AIM
How many lines in the listing below include the word "JSON"? Reply with the count alone.

- - - -

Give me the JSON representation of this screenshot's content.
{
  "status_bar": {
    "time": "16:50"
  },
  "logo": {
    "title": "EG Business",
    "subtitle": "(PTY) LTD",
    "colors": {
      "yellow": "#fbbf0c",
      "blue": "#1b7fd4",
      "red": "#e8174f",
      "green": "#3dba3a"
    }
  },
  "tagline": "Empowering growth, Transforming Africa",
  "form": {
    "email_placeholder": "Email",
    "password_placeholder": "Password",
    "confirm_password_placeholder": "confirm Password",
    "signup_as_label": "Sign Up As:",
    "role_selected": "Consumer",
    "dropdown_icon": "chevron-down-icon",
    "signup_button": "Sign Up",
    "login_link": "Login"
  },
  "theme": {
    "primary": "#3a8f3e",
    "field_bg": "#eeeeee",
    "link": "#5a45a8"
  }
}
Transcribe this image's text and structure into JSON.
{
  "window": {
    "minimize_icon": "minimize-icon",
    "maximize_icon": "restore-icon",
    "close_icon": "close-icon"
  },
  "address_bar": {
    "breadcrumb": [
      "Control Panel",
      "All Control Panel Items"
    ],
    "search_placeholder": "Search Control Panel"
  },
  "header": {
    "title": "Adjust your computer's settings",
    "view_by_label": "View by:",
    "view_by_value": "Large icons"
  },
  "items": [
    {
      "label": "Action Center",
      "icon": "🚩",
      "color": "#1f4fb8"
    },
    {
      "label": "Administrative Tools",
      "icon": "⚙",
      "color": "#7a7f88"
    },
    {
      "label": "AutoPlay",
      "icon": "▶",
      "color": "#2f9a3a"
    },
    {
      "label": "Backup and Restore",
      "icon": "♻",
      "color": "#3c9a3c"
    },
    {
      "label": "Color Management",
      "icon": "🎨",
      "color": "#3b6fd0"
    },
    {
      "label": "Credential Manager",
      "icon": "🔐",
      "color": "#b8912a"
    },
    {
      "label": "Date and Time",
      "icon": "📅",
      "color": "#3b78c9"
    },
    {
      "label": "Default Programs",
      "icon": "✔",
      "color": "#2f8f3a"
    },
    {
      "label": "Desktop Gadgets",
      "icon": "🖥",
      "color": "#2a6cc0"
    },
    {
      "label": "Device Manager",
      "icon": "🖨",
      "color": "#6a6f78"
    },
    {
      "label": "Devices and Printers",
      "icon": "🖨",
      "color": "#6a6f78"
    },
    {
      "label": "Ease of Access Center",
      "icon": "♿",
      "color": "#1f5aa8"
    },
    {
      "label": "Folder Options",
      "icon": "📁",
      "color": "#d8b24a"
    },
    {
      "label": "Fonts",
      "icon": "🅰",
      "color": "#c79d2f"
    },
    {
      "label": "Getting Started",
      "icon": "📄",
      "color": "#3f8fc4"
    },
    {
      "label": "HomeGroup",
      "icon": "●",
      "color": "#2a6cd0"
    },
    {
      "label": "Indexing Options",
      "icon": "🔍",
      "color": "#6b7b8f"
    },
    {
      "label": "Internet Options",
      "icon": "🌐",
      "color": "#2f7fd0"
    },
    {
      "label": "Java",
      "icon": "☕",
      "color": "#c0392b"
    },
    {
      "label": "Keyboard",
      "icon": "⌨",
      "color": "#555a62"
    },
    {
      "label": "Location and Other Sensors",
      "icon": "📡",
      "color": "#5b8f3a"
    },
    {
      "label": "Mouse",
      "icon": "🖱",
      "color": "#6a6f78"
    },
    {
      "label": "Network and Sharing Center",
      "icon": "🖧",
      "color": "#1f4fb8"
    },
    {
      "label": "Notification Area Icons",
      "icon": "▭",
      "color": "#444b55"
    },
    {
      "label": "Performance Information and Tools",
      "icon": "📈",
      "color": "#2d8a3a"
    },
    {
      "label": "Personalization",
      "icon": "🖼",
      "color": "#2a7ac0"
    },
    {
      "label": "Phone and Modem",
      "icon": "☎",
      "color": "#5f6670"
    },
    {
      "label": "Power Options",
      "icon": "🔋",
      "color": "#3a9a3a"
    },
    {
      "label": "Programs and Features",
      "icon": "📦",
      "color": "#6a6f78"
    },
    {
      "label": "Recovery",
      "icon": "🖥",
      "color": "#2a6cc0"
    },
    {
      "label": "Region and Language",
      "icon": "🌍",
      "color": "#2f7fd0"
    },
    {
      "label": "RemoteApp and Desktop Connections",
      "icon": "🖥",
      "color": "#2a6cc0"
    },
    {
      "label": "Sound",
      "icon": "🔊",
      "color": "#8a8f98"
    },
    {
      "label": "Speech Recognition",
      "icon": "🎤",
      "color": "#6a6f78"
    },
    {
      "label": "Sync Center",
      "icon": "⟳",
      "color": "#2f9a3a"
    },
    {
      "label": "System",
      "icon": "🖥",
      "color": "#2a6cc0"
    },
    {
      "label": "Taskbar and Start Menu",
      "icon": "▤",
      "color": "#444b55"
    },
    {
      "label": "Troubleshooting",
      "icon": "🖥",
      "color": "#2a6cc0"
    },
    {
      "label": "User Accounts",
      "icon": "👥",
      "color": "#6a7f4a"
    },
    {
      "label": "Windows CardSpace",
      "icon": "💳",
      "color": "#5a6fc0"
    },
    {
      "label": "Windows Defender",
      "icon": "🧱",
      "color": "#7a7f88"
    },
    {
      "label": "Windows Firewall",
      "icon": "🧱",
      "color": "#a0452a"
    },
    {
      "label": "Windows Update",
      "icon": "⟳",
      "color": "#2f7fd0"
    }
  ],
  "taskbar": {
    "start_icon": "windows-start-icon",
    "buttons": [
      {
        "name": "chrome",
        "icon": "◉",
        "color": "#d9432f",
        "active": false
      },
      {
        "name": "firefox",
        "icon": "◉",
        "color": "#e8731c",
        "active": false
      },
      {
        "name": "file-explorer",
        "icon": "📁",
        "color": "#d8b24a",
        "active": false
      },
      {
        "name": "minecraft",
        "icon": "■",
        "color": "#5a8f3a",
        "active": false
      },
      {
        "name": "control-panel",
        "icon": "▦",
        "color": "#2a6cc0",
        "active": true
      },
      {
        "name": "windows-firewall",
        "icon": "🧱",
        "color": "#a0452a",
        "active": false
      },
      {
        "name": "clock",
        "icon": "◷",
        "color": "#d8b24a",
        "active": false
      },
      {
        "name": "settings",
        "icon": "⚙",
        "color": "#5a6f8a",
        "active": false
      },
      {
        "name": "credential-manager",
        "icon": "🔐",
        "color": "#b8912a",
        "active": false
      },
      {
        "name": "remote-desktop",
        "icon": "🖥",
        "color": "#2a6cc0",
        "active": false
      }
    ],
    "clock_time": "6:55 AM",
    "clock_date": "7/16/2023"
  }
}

- - - -

TASK ANSWER
2